**EXERCÍCIO PROPOSTO A**. De acordo com o trecho sobre a falência da Oi, qual vara decretou a falência da empresa em 10 de novembro de 2025?

**TRECHO**.
Opinião Segunda-feira, 24 de Novembro de 2025, 09:49 - A | A

Segunda-feira, 24 de Novembro de 2025, 09h:49 - A | A

ADRIANE DO NASCIMENTO, JACKSON RIKBAKTA E VICTOR LUIZ

Suspensão de falência da Oi

Um caso de liquidação ordenada e governança corporativa

A suspensão da falência da Oi, determinada pela Desembargadora Mônica Maris Costa, poucos dias após a sentença de quebra, recolocou o grupo sob o regime de recuperação judicial e restabeleceu a eficácia do plano aprovado pelos credores em 2024. A decisão partiu de premissas jurídicas clássicas, mas aplicadas a uma situação de elevada sensibilidade regulatória: a preservação da função social, a continuidade de serviços essenciais e a necessidade de assegurar coerência institucional ao processo de reorganização. O efeito imediato foi reabrir o espaço de negociação e impedir que uma liquidação abrupta desencadeasse distorções no mercado de telecomunicações e riscos à coletividade usuária.

A crise, contudo, não surgiu de improviso. O pedido de recuperação apresentado em 2016 revelou um passivo superior a R$ 65 bilhões, acumulado a partir de uma estratégia de expansão desconectada da capacidade operacional e financeira da companhia. A ausência de integração após aquisições, somada à alavancagem excessiva, formou um desequilíbrio estrutural que, desde então, orienta o contorno jurídico do caso. A Oi converteu-se em um observatório privilegiado de como decisões empresariais mal calibradas repercutem em setores submetidos a rígido escrutínio regulatório.

Ao longo da recuperação, a empresa vendeu seus principais ativos: a operação móvel, transferida ao consórcio formado por Claro, TIM e Vivo, e a rede de fibra óptica, que passou ao controle da V.tal. Essas alienações, embora relevantes para gerar liquidez, não reconstituíram a vitalidade econômica da companhia. Em 2025, o fluxo de caixa continuava deficitário e havia uma dívida residual de aproximadamente R$ 1,7 bilhão. Restou uma estrutura esvaziada, ainda responsável por obrigações perante consumidores e reguladores, mas com capacidade financeira reduzida para cumpri-las.

Foi nesse cenário que, em 10 de novembro de 2025, a 7ª Vara Empresarial decretou a falência da Oi. A sentença identificou sinais de esgotamento da reorganização, mencionou a existência de uma “liquidação sistêmica” decorrente da alienação sucessiva de ativos e determinou o afastamento da administração diante de indícios de falhas de governança. A leitura judicial foi a de que a empresa já não reunia condições para prosseguir no regime de recuperação.

A decisão, porém, foi suspensa alguns dias depois pelo Tribunal de Justiça do Rio de Janeiro, que acolheu recurso do Banco Bradesco. Na fundamentação, destacou-se que a falência imediata poderia comprometer a continuidade de serviços vinculados ao interesse público e gerar impactos sociais e econômicos desproporcionais. Sob essa ótica, a recuperação judicial oferece um ambiente mais controlado para a alienação organizada dos ativos remanescentes, com fiscalização do juízo, do Ministério Público e da administração judicial.

**MATERIAL FORNECIDO**.
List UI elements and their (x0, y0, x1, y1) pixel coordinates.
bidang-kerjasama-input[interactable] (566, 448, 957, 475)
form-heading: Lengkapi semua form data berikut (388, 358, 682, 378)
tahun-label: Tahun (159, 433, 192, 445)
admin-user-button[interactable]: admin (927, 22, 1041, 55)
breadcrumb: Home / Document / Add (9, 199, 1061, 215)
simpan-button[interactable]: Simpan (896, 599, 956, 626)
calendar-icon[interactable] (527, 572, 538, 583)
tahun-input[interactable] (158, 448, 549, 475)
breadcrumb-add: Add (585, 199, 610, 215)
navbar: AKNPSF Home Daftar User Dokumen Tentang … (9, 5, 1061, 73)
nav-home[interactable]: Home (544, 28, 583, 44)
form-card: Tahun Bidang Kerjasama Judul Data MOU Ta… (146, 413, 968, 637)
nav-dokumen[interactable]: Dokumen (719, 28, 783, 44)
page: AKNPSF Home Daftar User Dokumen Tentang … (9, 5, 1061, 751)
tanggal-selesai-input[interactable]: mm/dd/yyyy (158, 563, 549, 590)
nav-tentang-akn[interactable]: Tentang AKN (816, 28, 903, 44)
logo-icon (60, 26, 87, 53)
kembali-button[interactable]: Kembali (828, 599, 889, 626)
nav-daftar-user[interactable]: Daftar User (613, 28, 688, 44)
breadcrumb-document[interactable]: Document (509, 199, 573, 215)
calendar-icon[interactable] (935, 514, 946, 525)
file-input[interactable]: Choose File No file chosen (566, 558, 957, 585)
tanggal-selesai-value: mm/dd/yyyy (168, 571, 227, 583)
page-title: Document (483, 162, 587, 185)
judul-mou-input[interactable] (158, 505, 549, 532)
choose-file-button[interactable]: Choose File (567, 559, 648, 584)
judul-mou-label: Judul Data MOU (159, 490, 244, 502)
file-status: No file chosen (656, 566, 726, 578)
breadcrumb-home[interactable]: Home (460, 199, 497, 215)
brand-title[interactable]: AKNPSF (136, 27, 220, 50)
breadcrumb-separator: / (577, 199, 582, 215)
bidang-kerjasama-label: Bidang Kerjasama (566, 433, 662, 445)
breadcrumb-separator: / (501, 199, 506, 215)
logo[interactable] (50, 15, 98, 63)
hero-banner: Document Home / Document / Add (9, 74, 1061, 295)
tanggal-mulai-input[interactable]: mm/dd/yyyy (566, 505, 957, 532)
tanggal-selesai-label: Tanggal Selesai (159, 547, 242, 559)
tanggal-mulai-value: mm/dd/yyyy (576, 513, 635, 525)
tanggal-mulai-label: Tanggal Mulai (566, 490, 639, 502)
---
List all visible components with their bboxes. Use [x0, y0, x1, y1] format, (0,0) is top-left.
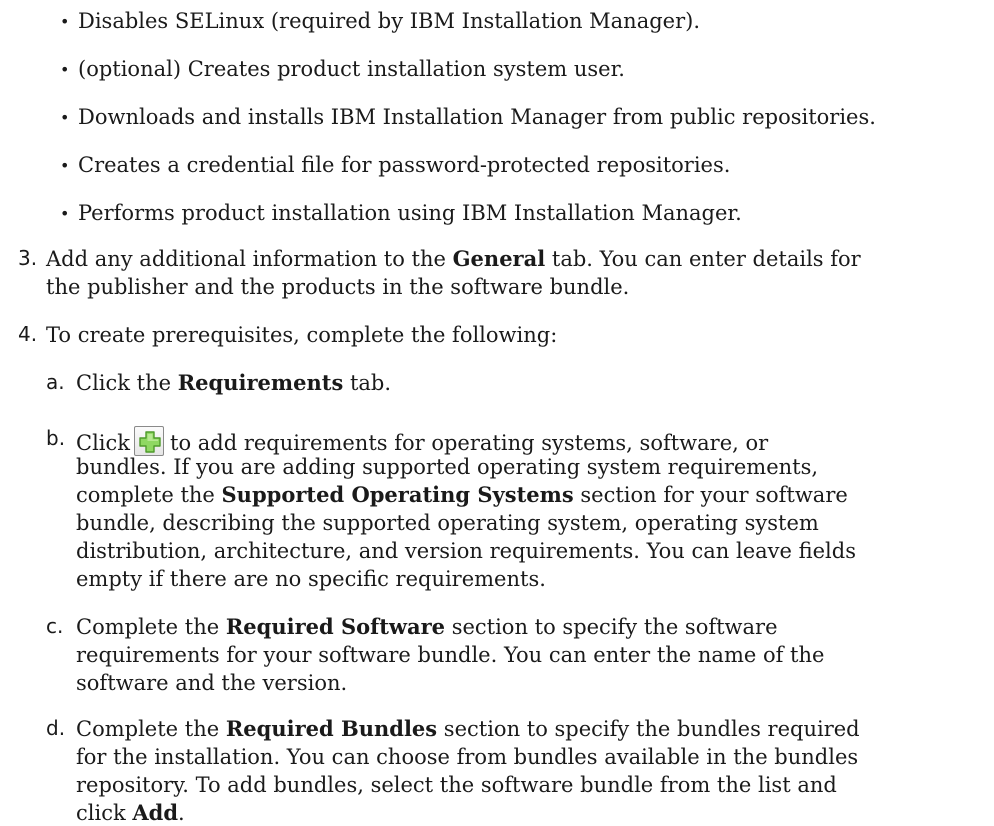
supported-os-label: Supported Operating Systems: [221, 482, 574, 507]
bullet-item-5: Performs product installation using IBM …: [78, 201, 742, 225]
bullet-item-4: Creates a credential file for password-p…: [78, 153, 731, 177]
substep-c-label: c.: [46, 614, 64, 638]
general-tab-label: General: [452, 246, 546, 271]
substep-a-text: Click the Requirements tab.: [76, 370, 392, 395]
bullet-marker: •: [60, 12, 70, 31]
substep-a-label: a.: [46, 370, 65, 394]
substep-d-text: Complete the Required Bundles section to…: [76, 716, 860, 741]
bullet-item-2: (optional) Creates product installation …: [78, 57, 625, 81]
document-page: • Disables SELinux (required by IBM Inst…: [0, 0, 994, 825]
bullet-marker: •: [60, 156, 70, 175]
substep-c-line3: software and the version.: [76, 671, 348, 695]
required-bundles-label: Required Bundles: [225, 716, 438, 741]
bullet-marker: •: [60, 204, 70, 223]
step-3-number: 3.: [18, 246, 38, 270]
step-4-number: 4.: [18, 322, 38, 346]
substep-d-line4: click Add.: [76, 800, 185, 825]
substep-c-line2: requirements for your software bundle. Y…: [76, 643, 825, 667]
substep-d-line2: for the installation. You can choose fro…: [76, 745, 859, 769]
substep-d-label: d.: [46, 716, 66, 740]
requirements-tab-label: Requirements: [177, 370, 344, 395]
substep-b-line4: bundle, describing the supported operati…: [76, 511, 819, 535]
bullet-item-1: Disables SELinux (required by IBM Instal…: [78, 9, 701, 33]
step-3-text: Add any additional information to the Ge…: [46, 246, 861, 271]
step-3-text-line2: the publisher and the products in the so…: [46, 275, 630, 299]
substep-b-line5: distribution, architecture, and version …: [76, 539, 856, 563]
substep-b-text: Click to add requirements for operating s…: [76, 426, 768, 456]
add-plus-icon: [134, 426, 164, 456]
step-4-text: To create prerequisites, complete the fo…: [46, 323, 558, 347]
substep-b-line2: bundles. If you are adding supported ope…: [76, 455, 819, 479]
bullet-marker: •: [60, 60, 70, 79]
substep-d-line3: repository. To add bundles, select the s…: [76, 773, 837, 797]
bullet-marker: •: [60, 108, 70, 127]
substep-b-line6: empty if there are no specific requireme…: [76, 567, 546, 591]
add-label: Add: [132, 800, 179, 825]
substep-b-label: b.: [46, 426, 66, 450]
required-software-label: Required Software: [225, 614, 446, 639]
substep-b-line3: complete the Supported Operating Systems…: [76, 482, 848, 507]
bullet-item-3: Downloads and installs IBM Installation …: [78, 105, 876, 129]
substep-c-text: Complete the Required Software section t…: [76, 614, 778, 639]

**EXERCÍCIO PROPOSTO B**. Nos registros, substitua "coordinates" por "positions" na parte que começa na linha que contém "List UI elements" e termina na linha que contém "admin-user-button[interactable]: admin (927, 22, 1041, 55)". Apresente somente essas linhas, com todo o restante inalterado.

**RESOLUÇÃO A**. A 7ª Vara Empresarial.

**RESOLUÇÃO B**.
List UI elements and their (x0, y0, x1, y1) pixel positions.
bidang-kerjasama-input[interactable] (566, 448, 957, 475)
form-heading: Lengkapi semua form data berikut (388, 358, 682, 378)
tahun-label: Tahun (159, 433, 192, 445)
admin-user-button[interactable]: admin (927, 22, 1041, 55)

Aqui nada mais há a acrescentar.